- _Records supplied_:
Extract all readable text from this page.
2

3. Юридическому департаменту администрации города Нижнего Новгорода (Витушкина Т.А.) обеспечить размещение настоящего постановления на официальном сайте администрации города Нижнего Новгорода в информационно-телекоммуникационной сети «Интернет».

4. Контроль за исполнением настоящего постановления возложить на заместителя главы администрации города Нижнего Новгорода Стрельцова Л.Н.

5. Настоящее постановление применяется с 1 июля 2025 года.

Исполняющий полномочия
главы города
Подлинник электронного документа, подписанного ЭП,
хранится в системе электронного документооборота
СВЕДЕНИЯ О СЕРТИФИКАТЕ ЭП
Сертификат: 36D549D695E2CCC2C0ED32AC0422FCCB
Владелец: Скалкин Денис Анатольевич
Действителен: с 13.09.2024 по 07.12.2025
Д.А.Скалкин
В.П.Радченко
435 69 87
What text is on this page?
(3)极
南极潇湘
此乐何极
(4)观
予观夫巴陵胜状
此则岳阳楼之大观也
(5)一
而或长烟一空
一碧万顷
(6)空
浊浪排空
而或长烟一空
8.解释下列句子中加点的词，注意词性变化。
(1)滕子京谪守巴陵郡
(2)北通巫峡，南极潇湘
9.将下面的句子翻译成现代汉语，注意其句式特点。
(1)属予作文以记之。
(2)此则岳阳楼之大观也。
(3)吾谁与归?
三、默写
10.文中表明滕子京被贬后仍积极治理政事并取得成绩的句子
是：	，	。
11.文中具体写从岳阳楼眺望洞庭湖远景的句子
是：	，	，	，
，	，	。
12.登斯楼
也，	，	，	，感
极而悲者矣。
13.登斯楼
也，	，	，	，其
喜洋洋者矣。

- _Direction_:
Your task is to return, exactly and on their own, the lines from the one containing "What text is on this page?" through the last line of the listing.

- _Result for this task_:
What text is on this page?
(3)极
南极潇湘
此乐何极
(4)观
予观夫巴陵胜状
此则岳阳楼之大观也
(5)一
而或长烟一空
一碧万顷
(6)空
浊浪排空
而或长烟一空
8.解释下列句子中加点的词，注意词性变化。
(1)滕子京谪守巴陵郡
(2)北通巫峡，南极潇湘
9.将下面的句子翻译成现代汉语，注意其句式特点。
(1)属予作文以记之。
(2)此则岳阳楼之大观也。
(3)吾谁与归?
三、默写
10.文中表明滕子京被贬后仍积极治理政事并取得成绩的句子
是：	，	。
11.文中具体写从岳阳楼眺望洞庭湖远景的句子
是：	，	，	，
，	，	。
12.登斯楼
也，	，	，	，感
极而悲者矣。
13.登斯楼
也，	，	，	，其
喜洋洋者矣。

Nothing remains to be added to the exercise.